- **What is asked**
a – Answer each question from the knowledge management passage, one answer per line, marked (i), (ii), (iii).
(i) Which two information technologies does the passage call particularly important for teams separated by time and distance?
(ii) According to the passage, what will e-mailing a summary of project scope discussions to clients ensure?
(iii) What does the passage give as an example of remote customer service by e-mail?
b – Decide whether each statement agrees with the knowledge management passage. Answer yes or no, and quote the words of the passage that decide it.
(i) Face-to-face communication alone is impractical for project teams separated by time and distance.
(ii) Conferencing technologies are the simplest way to set expectations.
(iii) Regular e-mails take the place of formal updates.

- **Document text**
□ □ □ □
Knowledge Management Supports Effective Communication
To remain competitive and competent in knowledge-intensive industries, teams need to systematically manage their knowledge and expertise. The ability to effectively gather, codify, disseminate and leverage knowledge for the task at hand is what ultimately ensures the team will be able to add value. The ability to share and leverage knowledge irrespective of physical location is increasingly important.
Leveraging knowledge, setting expectations, and managing relationships each rely on establishing effective channels for communication and feedback. For project teams separated by time and distance, these channels of communication are likely to rely on information technology because face-to-face communication alone is impractical. Two particularly important information technologies for such teams are e-mail and conferencing technologies.
E-Mail for Communication and Relationship Management
E-mail is the simplest way to set expectations, spell out roles, and notify clients of progress or changes. For example, e-mailing a summary of project scope discussions to clients will ensure a shared understanding. Regular e-mails documenting progress help to keep everyone informed between formal updates. E-mails can similarly provide early warnings and explanations about surfacing issues that might influence the project scope. E-mail also provides a channel for clients to provide feedback and make sure the deliverable will have the features they consider most meaningful. Lastly, e-mail can provide a mechanism for remote customer service, such as an electronic question and answer session. This can strengthen the impression of a knowledgeable, helpful, and accessible project team.
□ □ □ □
- **Information shown**
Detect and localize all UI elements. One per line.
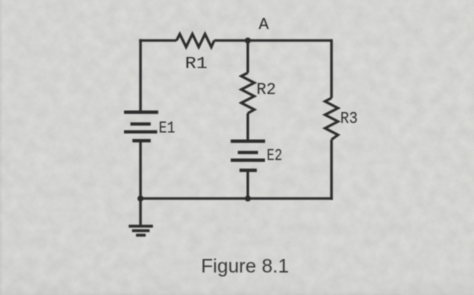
□ □ □ □
- **Solution set**
a –
(i) E-mail and conferencing technologies.
(ii) A shared understanding.
(iii) An electronic question and answer session.

b –
(i) Yes: "these channels of communication are likely to rely on information technology because face-to-face communication alone is impractical."
(ii) No: "E-mail is the simplest way to set expectations, spell out roles, and notify clients of progress or changes."
(iii) No: "Regular e-mails documenting progress help to keep everyone informed between formal updates."